⟨

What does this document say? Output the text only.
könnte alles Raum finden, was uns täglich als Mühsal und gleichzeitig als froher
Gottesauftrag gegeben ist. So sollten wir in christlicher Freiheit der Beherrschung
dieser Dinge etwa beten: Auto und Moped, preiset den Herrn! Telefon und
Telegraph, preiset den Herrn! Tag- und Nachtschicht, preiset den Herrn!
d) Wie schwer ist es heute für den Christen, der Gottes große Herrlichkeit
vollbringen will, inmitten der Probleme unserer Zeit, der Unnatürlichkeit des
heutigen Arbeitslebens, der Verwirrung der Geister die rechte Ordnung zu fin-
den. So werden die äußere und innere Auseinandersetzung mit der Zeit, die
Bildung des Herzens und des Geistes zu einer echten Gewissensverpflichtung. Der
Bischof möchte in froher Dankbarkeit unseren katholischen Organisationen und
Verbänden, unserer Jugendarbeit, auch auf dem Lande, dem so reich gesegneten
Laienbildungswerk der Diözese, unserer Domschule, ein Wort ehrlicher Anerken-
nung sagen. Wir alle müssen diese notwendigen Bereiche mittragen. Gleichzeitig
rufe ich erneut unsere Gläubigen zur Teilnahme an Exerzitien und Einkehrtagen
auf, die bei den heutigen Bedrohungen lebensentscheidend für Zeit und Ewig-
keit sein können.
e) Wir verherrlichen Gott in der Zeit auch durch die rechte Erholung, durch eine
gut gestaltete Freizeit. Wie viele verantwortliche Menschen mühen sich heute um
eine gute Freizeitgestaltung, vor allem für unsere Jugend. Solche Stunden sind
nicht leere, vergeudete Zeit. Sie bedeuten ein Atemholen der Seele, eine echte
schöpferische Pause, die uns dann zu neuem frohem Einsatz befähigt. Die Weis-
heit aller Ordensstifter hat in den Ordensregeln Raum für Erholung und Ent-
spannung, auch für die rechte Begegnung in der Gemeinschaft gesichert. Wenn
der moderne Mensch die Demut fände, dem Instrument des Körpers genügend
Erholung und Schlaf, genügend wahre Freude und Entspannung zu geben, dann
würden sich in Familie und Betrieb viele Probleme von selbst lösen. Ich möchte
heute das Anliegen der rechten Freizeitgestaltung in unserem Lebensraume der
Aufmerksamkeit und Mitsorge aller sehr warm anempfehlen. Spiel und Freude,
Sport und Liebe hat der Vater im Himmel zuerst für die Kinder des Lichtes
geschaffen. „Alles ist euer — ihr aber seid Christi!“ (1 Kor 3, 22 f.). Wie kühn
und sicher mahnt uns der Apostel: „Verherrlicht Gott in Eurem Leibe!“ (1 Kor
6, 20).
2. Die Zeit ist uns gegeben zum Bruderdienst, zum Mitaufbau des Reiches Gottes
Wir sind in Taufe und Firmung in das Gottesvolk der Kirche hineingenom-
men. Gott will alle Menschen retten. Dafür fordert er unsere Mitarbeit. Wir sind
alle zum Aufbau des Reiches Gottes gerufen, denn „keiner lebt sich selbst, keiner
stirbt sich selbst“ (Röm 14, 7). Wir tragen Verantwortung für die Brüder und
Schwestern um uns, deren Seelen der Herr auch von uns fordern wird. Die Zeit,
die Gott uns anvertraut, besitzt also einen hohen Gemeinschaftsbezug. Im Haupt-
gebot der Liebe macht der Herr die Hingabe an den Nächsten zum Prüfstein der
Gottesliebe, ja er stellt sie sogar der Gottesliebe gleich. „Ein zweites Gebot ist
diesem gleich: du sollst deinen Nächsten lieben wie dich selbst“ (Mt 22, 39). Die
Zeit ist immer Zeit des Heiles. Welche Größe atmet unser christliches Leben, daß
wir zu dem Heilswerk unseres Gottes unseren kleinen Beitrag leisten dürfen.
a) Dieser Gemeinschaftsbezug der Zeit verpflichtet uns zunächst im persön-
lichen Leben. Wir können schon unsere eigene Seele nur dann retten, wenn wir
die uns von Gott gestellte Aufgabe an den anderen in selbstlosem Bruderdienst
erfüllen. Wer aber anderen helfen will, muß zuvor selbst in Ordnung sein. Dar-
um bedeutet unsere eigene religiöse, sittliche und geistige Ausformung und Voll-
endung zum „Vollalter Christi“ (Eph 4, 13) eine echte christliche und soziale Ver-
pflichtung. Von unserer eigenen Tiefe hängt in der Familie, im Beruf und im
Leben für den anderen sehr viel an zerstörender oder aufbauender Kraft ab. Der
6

⟩

▶ Task instructions
The answer should consist of all lines from the records above that hold the word "viele".

▶ Problem solution
gut gestaltete Freizeit. Wie viele verantwortliche Menschen mühen sich heute um
würden sich in Familie und Betrieb viele Probleme von selbst lösen. Ich möchte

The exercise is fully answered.